● **Work required**
Go over the entries below line by line, copying each one that contains the word "EQUIL".

● **Data to process**
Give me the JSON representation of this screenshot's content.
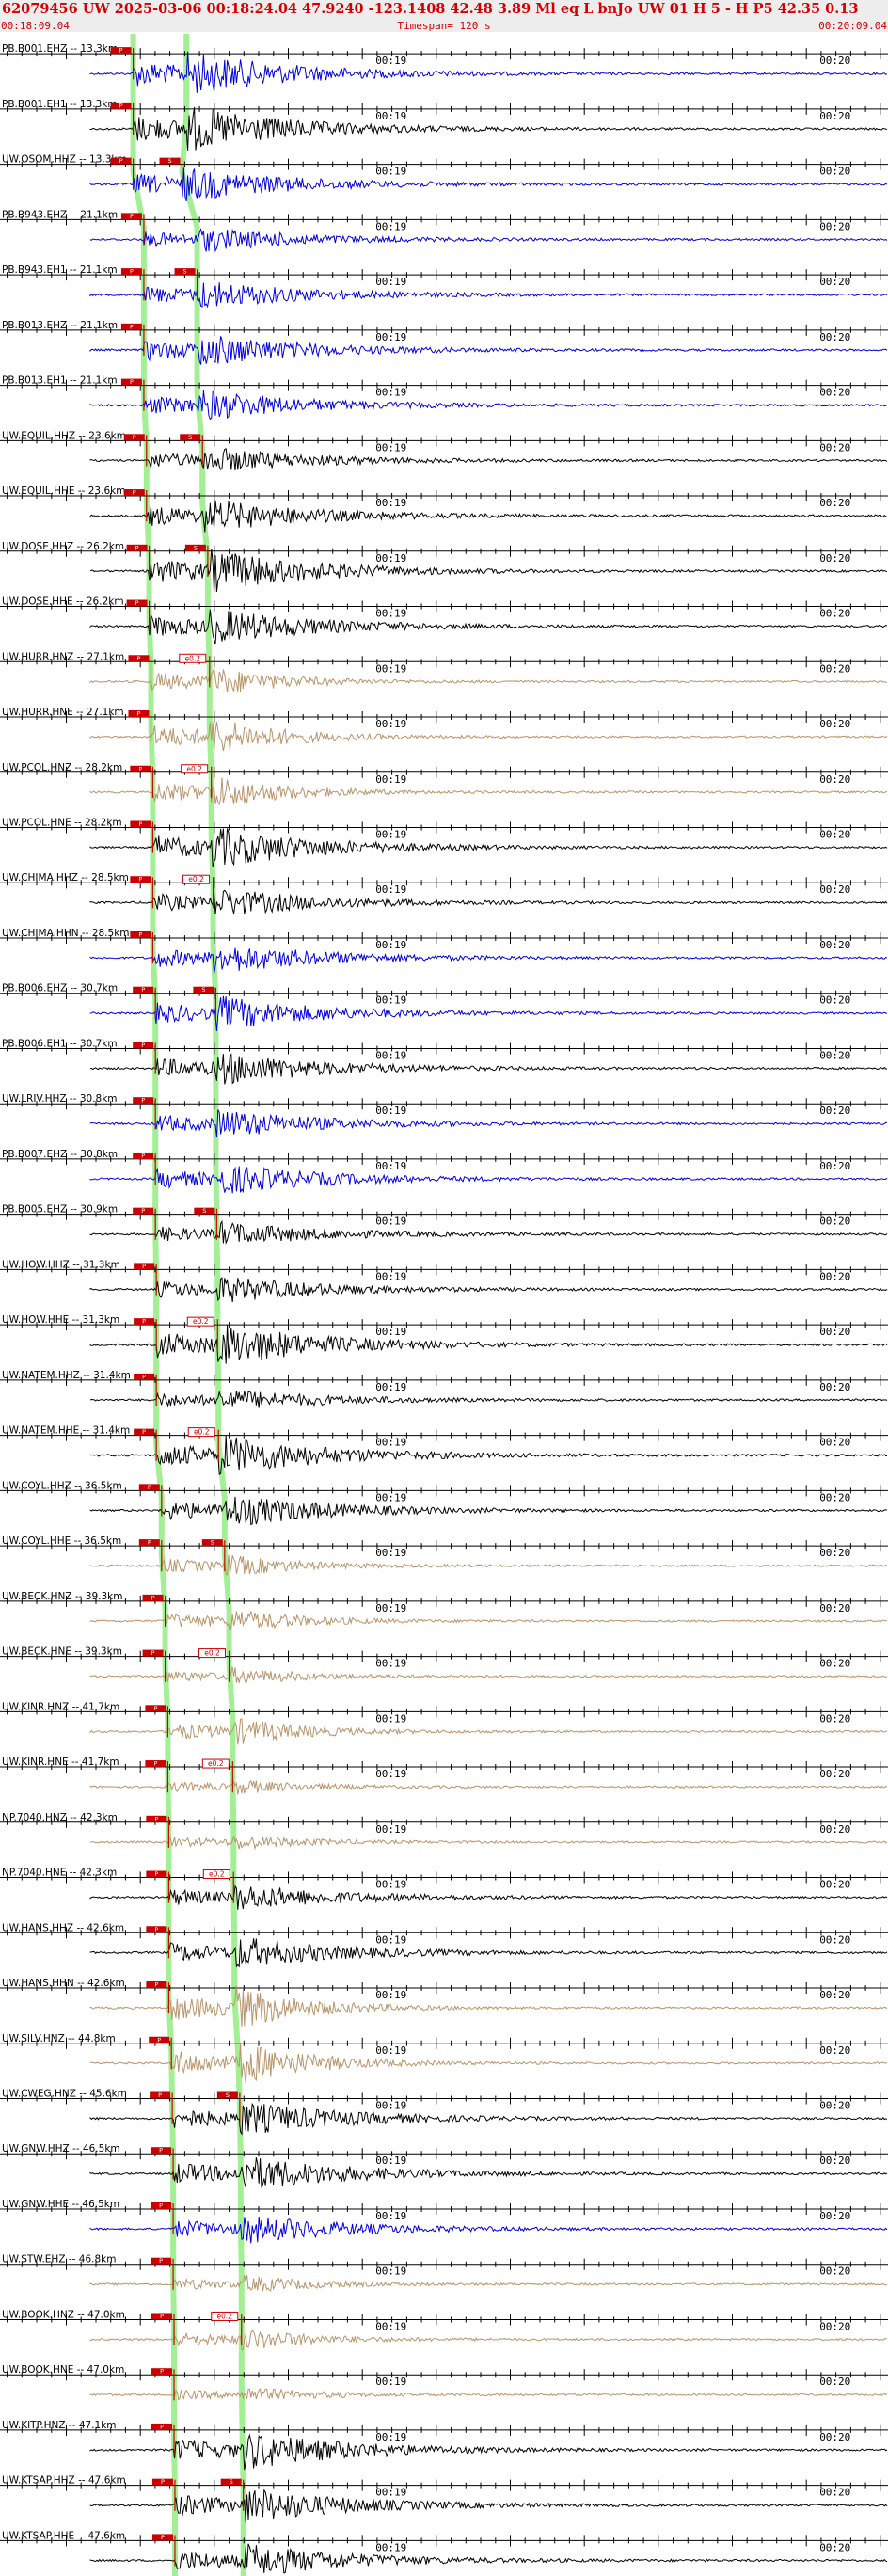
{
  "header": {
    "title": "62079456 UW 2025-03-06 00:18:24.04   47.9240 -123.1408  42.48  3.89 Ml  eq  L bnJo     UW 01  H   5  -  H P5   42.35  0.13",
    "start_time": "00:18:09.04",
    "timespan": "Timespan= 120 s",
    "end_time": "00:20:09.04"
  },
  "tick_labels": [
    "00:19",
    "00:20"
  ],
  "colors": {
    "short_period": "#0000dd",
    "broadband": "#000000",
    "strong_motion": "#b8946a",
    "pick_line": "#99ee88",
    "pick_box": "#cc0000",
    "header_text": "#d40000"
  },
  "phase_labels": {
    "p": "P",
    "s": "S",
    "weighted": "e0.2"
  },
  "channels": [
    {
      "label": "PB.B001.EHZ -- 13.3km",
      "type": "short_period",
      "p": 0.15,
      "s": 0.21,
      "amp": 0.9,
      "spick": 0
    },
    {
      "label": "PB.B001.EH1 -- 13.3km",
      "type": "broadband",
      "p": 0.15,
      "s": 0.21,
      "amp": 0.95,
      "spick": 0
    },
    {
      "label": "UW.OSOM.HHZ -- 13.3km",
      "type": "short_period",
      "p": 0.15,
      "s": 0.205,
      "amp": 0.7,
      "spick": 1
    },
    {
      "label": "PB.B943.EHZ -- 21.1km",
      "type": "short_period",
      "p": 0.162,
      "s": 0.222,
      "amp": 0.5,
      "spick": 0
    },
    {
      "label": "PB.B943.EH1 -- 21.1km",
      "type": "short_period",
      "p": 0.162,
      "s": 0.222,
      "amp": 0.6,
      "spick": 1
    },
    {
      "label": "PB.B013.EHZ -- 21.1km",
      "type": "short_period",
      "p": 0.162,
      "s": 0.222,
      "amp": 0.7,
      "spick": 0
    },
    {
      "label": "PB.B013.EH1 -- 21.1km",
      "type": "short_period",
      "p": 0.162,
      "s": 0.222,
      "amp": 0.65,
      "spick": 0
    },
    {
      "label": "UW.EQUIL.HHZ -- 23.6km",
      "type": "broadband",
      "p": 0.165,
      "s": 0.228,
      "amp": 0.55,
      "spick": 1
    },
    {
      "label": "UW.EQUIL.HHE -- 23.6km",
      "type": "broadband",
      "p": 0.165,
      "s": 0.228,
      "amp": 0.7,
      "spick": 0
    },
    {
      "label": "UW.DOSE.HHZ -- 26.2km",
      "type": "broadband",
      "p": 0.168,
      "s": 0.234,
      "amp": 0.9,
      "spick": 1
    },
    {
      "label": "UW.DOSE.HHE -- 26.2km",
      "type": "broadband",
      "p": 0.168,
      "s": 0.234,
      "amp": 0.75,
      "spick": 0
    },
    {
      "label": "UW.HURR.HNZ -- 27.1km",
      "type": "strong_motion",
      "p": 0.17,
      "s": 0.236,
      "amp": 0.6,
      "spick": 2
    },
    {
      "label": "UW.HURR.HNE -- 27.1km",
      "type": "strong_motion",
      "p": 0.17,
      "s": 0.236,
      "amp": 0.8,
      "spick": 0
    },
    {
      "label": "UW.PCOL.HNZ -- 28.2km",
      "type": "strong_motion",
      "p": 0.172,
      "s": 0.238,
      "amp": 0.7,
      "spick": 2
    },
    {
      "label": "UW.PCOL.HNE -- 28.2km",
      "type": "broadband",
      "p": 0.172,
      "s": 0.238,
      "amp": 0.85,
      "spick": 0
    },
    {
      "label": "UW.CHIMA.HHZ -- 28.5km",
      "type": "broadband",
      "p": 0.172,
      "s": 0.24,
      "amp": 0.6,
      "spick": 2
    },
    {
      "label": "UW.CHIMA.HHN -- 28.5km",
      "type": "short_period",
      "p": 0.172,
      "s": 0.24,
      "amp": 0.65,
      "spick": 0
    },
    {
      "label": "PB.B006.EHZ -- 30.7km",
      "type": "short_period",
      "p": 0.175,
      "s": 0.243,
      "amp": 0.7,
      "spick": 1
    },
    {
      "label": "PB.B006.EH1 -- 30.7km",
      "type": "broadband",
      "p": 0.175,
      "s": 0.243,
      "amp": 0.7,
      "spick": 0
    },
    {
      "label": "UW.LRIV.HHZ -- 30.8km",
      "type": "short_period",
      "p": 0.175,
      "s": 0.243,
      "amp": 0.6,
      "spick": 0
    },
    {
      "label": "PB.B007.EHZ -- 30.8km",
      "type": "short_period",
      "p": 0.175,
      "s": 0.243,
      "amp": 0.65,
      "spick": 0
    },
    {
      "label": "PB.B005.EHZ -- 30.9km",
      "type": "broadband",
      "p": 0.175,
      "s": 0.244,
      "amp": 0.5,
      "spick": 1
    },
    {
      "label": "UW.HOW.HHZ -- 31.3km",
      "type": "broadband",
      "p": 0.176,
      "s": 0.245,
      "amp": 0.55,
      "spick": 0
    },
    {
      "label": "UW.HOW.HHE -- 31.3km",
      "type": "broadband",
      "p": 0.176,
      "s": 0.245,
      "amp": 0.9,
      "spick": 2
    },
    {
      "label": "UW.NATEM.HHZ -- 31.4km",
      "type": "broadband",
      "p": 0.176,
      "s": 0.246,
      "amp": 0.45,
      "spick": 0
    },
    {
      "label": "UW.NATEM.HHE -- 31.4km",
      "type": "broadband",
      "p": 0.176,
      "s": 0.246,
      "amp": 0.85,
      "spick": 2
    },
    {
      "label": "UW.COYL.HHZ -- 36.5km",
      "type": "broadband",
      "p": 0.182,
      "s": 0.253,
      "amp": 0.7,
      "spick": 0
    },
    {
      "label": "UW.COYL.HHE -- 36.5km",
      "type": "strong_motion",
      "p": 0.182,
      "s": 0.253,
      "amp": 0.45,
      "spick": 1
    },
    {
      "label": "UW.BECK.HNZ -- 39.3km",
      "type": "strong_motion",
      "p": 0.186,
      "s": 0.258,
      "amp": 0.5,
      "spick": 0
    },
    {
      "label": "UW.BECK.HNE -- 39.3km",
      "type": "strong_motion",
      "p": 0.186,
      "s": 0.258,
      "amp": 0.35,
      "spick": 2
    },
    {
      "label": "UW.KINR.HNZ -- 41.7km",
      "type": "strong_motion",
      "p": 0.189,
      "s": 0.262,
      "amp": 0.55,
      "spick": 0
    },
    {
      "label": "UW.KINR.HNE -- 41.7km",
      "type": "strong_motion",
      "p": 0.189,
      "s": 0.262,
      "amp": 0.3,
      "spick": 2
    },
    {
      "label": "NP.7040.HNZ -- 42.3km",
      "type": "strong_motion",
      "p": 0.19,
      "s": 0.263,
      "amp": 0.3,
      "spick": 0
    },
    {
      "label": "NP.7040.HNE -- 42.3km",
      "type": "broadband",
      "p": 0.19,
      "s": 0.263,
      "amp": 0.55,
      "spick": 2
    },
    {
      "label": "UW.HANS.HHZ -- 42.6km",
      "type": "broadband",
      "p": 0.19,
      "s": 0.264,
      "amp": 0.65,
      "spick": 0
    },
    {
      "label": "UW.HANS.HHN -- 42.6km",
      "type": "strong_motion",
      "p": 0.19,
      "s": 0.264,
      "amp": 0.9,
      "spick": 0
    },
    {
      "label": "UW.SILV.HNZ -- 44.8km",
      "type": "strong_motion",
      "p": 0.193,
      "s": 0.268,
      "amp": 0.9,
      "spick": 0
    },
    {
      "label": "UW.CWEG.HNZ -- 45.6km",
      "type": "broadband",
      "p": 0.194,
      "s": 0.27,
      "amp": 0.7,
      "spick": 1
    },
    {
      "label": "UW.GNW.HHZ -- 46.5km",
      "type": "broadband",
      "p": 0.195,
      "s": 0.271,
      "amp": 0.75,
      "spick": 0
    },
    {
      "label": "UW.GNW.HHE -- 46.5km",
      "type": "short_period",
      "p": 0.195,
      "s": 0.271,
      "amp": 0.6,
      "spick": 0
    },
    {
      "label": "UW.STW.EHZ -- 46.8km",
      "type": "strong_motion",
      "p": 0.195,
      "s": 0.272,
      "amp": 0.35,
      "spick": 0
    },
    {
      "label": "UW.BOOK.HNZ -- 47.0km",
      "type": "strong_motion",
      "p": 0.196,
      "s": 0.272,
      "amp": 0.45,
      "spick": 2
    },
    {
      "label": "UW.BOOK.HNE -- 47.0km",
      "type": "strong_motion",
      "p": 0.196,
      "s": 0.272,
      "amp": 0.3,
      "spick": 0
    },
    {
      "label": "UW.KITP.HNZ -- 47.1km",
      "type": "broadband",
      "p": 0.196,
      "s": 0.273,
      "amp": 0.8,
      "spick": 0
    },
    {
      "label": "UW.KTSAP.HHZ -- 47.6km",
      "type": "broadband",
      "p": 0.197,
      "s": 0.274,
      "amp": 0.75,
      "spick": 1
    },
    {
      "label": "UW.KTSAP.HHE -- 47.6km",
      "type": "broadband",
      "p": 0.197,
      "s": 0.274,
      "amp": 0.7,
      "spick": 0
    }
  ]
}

● **The answer**
      "label": "UW.EQUIL.HHZ -- 23.6km",
      "label": "UW.EQUIL.HHE -- 23.6km",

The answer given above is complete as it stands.